§ Stored records
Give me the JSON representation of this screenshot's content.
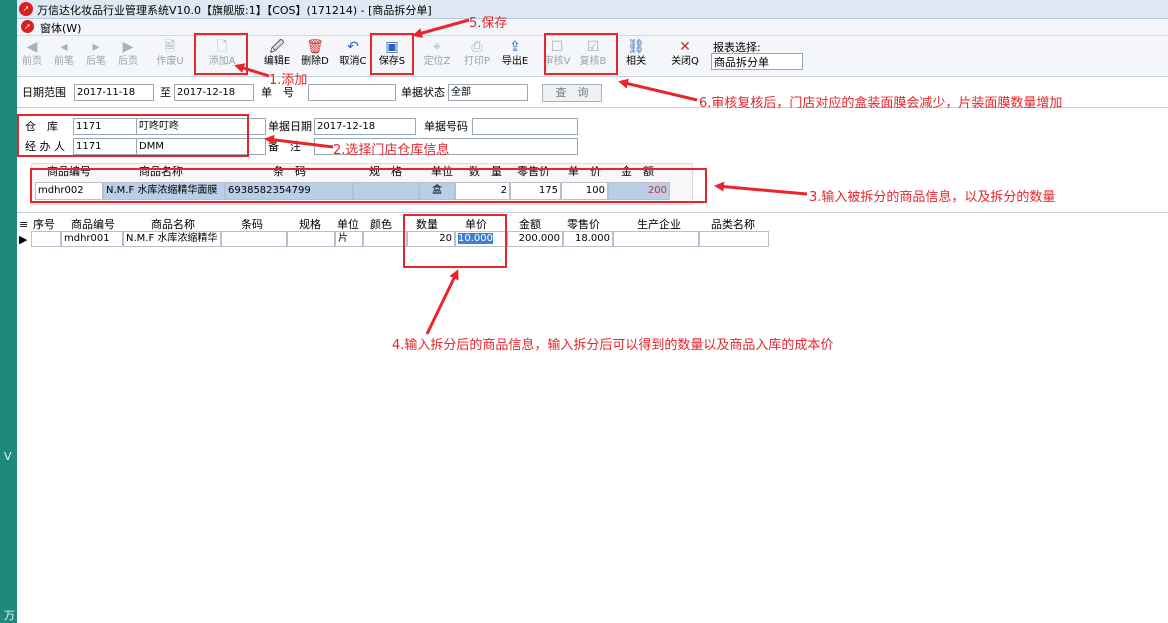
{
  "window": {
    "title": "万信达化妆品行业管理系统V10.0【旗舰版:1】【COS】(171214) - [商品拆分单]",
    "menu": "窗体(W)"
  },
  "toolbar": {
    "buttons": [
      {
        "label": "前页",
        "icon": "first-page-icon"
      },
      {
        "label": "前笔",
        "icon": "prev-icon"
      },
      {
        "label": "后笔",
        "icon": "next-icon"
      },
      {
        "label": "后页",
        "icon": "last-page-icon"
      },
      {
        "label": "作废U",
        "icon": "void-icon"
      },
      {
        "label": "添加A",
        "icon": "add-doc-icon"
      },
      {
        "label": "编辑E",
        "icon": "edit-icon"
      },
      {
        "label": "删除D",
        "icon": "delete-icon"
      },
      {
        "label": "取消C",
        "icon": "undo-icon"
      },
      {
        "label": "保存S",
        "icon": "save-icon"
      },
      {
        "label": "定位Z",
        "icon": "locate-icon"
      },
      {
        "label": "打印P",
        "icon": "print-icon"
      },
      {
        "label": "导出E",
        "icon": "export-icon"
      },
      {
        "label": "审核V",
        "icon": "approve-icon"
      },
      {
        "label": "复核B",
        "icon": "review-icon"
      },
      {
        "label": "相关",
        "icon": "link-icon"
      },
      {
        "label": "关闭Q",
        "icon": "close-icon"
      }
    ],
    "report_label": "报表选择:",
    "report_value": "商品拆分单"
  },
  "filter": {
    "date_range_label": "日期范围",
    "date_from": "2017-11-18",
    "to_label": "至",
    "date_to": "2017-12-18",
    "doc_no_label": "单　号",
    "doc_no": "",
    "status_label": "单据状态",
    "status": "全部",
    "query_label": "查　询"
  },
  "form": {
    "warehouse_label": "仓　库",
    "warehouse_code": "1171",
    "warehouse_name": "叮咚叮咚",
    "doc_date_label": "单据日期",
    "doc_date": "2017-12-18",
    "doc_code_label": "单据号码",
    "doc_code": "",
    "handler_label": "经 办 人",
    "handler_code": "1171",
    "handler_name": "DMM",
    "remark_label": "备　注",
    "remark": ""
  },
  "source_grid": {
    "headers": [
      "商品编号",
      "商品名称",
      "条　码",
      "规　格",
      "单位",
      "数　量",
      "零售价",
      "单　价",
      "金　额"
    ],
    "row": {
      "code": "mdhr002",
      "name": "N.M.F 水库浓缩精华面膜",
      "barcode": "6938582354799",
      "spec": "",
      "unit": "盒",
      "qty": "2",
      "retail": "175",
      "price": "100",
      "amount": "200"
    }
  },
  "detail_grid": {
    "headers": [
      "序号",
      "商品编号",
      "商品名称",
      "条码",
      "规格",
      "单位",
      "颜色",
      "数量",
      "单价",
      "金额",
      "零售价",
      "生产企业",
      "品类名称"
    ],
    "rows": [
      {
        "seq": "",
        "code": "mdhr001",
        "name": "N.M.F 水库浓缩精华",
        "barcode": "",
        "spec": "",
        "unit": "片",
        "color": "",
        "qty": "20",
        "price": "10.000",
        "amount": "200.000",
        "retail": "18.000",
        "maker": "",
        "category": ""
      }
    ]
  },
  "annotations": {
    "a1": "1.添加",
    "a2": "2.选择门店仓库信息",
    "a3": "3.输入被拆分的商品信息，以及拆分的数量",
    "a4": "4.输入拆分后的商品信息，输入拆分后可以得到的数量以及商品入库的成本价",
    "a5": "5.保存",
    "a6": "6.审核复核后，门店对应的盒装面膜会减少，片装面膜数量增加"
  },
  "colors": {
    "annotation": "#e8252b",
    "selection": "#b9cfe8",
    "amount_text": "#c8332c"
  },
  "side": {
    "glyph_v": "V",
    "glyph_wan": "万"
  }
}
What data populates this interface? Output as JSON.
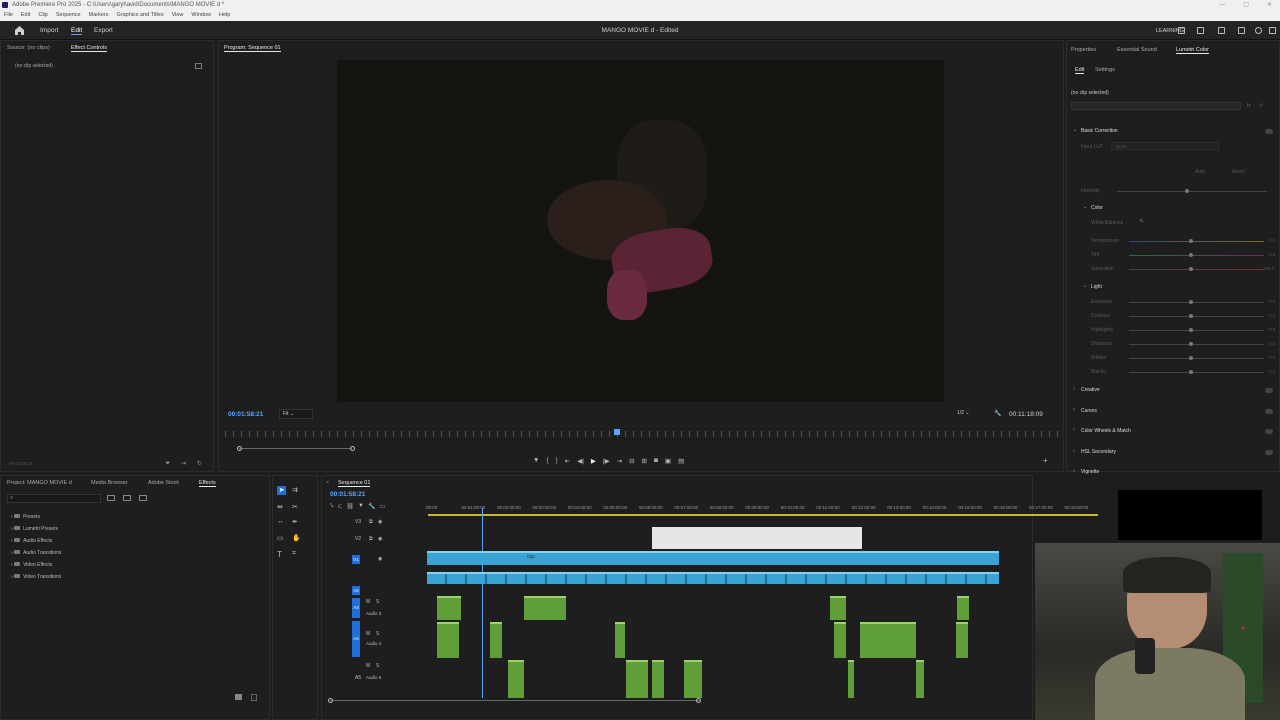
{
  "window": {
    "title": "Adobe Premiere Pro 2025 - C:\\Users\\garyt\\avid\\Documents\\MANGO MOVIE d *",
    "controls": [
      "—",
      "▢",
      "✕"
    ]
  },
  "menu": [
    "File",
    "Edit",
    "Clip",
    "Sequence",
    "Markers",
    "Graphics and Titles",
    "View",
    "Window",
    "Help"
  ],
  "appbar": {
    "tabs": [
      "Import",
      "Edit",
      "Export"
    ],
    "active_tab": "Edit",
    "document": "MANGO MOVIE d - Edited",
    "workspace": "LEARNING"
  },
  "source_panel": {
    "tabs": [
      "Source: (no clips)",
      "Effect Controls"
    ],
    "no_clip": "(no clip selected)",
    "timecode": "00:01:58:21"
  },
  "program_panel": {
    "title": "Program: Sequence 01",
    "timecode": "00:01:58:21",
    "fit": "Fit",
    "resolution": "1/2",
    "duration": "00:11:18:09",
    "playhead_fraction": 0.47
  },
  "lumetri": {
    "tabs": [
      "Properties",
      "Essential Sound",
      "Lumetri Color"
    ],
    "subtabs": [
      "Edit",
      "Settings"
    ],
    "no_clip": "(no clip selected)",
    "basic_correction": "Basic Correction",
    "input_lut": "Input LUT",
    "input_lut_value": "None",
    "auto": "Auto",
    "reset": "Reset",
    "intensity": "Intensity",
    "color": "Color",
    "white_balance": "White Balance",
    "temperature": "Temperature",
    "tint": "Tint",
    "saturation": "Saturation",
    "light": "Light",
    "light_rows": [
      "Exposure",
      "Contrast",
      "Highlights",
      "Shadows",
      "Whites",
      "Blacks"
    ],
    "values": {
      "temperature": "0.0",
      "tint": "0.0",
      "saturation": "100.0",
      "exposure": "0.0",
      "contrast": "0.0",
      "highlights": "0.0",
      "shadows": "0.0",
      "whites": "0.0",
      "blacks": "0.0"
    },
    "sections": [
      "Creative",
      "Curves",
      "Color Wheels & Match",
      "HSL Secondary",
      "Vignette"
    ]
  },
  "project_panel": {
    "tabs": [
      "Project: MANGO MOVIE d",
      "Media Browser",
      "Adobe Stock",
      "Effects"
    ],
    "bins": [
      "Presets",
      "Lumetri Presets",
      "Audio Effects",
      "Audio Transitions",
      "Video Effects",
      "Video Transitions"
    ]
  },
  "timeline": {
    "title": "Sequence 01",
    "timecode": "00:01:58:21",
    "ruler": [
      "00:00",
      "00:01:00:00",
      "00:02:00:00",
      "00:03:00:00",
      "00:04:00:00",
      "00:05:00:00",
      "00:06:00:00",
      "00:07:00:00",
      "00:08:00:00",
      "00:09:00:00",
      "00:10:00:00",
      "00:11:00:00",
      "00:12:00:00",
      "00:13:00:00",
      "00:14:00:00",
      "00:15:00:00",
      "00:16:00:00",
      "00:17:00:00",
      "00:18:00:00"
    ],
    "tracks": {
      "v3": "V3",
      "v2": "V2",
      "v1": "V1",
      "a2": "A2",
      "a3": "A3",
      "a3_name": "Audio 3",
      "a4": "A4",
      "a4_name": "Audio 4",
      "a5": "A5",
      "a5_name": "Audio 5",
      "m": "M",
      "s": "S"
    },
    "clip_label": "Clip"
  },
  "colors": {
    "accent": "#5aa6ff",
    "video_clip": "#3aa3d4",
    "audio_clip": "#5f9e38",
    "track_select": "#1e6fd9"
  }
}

§ Exercise requirements
Please repeat the entries exactly. Do not include the pictures.

§ Written answer
Give me the JSON representation of this screenshot's content.
{
  "window": {
    "title": "万信达化妆品行业管理系统V10.0【旗舰版:1】【COS】(171214) - [商品拆分单]",
    "menu": "窗体(W)"
  },
  "toolbar": {
    "buttons": [
      {
        "label": "前页",
        "icon": "first-page-icon"
      },
      {
        "label": "前笔",
        "icon": "prev-icon"
      },
      {
        "label": "后笔",
        "icon": "next-icon"
      },
      {
        "label": "后页",
        "icon": "last-page-icon"
      },
      {
        "label": "作废U",
        "icon": "void-icon"
      },
      {
        "label": "添加A",
        "icon": "add-doc-icon"
      },
      {
        "label": "编辑E",
        "icon": "edit-icon"
      },
      {
        "label": "删除D",
        "icon": "delete-icon"
      },
      {
        "label": "取消C",
        "icon": "undo-icon"
      },
      {
        "label": "保存S",
        "icon": "save-icon"
      },
      {
        "label": "定位Z",
        "icon": "locate-icon"
      },
      {
        "label": "打印P",
        "icon": "print-icon"
      },
      {
        "label": "导出E",
        "icon": "export-icon"
      },
      {
        "label": "审核V",
        "icon": "approve-icon"
      },
      {
        "label": "复核B",
        "icon": "review-icon"
      },
      {
        "label": "相关",
        "icon": "link-icon"
      },
      {
        "label": "关闭Q",
        "icon": "close-icon"
      }
    ],
    "report_label": "报表选择:",
    "report_value": "商品拆分单"
  },
  "filter": {
    "date_range_label": "日期范围",
    "date_from": "2017-11-18",
    "to_label": "至",
    "date_to": "2017-12-18",
    "doc_no_label": "单　号",
    "doc_no": "",
    "status_label": "单据状态",
    "status": "全部",
    "query_label": "查　询"
  },
  "form": {
    "warehouse_label": "仓　库",
    "warehouse_code": "1171",
    "warehouse_name": "叮咚叮咚",
    "doc_date_label": "单据日期",
    "doc_date": "2017-12-18",
    "doc_code_label": "单据号码",
    "doc_code": "",
    "handler_label": "经 办 人",
    "handler_code": "1171",
    "handler_name": "DMM",
    "remark_label": "备　注",
    "remark": ""
  },
  "source_grid": {
    "headers": [
      "商品编号",
      "商品名称",
      "条　码",
      "规　格",
      "单位",
      "数　量",
      "零售价",
      "单　价",
      "金　额"
    ],
    "row": {
      "code": "mdhr002",
      "name": "N.M.F 水库浓缩精华面膜",
      "barcode": "6938582354799",
      "spec": "",
      "unit": "盒",
      "qty": "2",
      "retail": "175",
      "price": "100",
      "amount": "200"
    }
  },
  "detail_grid": {
    "headers": [
      "序号",
      "商品编号",
      "商品名称",
      "条码",
      "规格",
      "单位",
      "颜色",
      "数量",
      "单价",
      "金额",
      "零售价",
      "生产企业",
      "品类名称"
    ],
    "rows": [
      {
        "seq": "",
        "code": "mdhr001",
        "name": "N.M.F 水库浓缩精华",
        "barcode": "",
        "spec": "",
        "unit": "片",
        "color": "",
        "qty": "20",
        "price": "10.000",
        "amount": "200.000",
        "retail": "18.000",
        "maker": "",
        "category": ""
      }
    ]
  },
  "annotations": {
    "a1": "1.添加",
    "a2": "2.选择门店仓库信息",
    "a3": "3.输入被拆分的商品信息，以及拆分的数量",
    "a4": "4.输入拆分后的商品信息，输入拆分后可以得到的数量以及商品入库的成本价",
    "a5": "5.保存",
    "a6": "6.审核复核后，门店对应的盒装面膜会减少，片装面膜数量增加"
  },
  "colors": {
    "annotation": "#e8252b",
    "selection": "#b9cfe8",
    "amount_text": "#c8332c"
  },
  "side": {
    "glyph_v": "V",
    "glyph_wan": "万"
  }
}
What data populates this interface? Output as JSON.
{
  "window": {
    "title": "Adobe Premiere Pro 2025 - C:\\Users\\garyt\\avid\\Documents\\MANGO MOVIE d *",
    "controls": [
      "—",
      "▢",
      "✕"
    ]
  },
  "menu": [
    "File",
    "Edit",
    "Clip",
    "Sequence",
    "Markers",
    "Graphics and Titles",
    "View",
    "Window",
    "Help"
  ],
  "appbar": {
    "tabs": [
      "Import",
      "Edit",
      "Export"
    ],
    "active_tab": "Edit",
    "document": "MANGO MOVIE d - Edited",
    "workspace": "LEARNING"
  },
  "source_panel": {
    "tabs": [
      "Source: (no clips)",
      "Effect Controls"
    ],
    "no_clip": "(no clip selected)",
    "timecode": "00:01:58:21"
  },
  "program_panel": {
    "title": "Program: Sequence 01",
    "timecode": "00:01:58:21",
    "fit": "Fit",
    "resolution": "1/2",
    "duration": "00:11:18:09",
    "playhead_fraction": 0.47
  },
  "lumetri": {
    "tabs": [
      "Properties",
      "Essential Sound",
      "Lumetri Color"
    ],
    "subtabs": [
      "Edit",
      "Settings"
    ],
    "no_clip": "(no clip selected)",
    "basic_correction": "Basic Correction",
    "input_lut": "Input LUT",
    "input_lut_value": "None",
    "auto": "Auto",
    "reset": "Reset",
    "intensity": "Intensity",
    "color": "Color",
    "white_balance": "White Balance",
    "temperature": "Temperature",
    "tint": "Tint",
    "saturation": "Saturation",
    "light": "Light",
    "light_rows": [
      "Exposure",
      "Contrast",
      "Highlights",
      "Shadows",
      "Whites",
      "Blacks"
    ],
    "values": {
      "temperature": "0.0",
      "tint": "0.0",
      "saturation": "100.0",
      "exposure": "0.0",
      "contrast": "0.0",
      "highlights": "0.0",
      "shadows": "0.0",
      "whites": "0.0",
      "blacks": "0.0"
    },
    "sections": [
      "Creative",
      "Curves",
      "Color Wheels & Match",
      "HSL Secondary",
      "Vignette"
    ]
  },
  "project_panel": {
    "tabs": [
      "Project: MANGO MOVIE d",
      "Media Browser",
      "Adobe Stock",
      "Effects"
    ],
    "bins": [
      "Presets",
      "Lumetri Presets",
      "Audio Effects",
      "Audio Transitions",
      "Video Effects",
      "Video Transitions"
    ]
  },
  "timeline": {
    "title": "Sequence 01",
    "timecode": "00:01:58:21",
    "ruler": [
      "00:00",
      "00:01:00:00",
      "00:02:00:00",
      "00:03:00:00",
      "00:04:00:00",
      "00:05:00:00",
      "00:06:00:00",
      "00:07:00:00",
      "00:08:00:00",
      "00:09:00:00",
      "00:10:00:00",
      "00:11:00:00",
      "00:12:00:00",
      "00:13:00:00",
      "00:14:00:00",
      "00:15:00:00",
      "00:16:00:00",
      "00:17:00:00",
      "00:18:00:00"
    ],
    "tracks": {
      "v3": "V3",
      "v2": "V2",
      "v1": "V1",
      "a2": "A2",
      "a3": "A3",
      "a3_name": "Audio 3",
      "a4": "A4",
      "a4_name": "Audio 4",
      "a5": "A5",
      "a5_name": "Audio 5",
      "m": "M",
      "s": "S"
    },
    "clip_label": "Clip"
  },
  "colors": {
    "accent": "#5aa6ff",
    "video_clip": "#3aa3d4",
    "audio_clip": "#5f9e38",
    "track_select": "#1e6fd9"
  }
}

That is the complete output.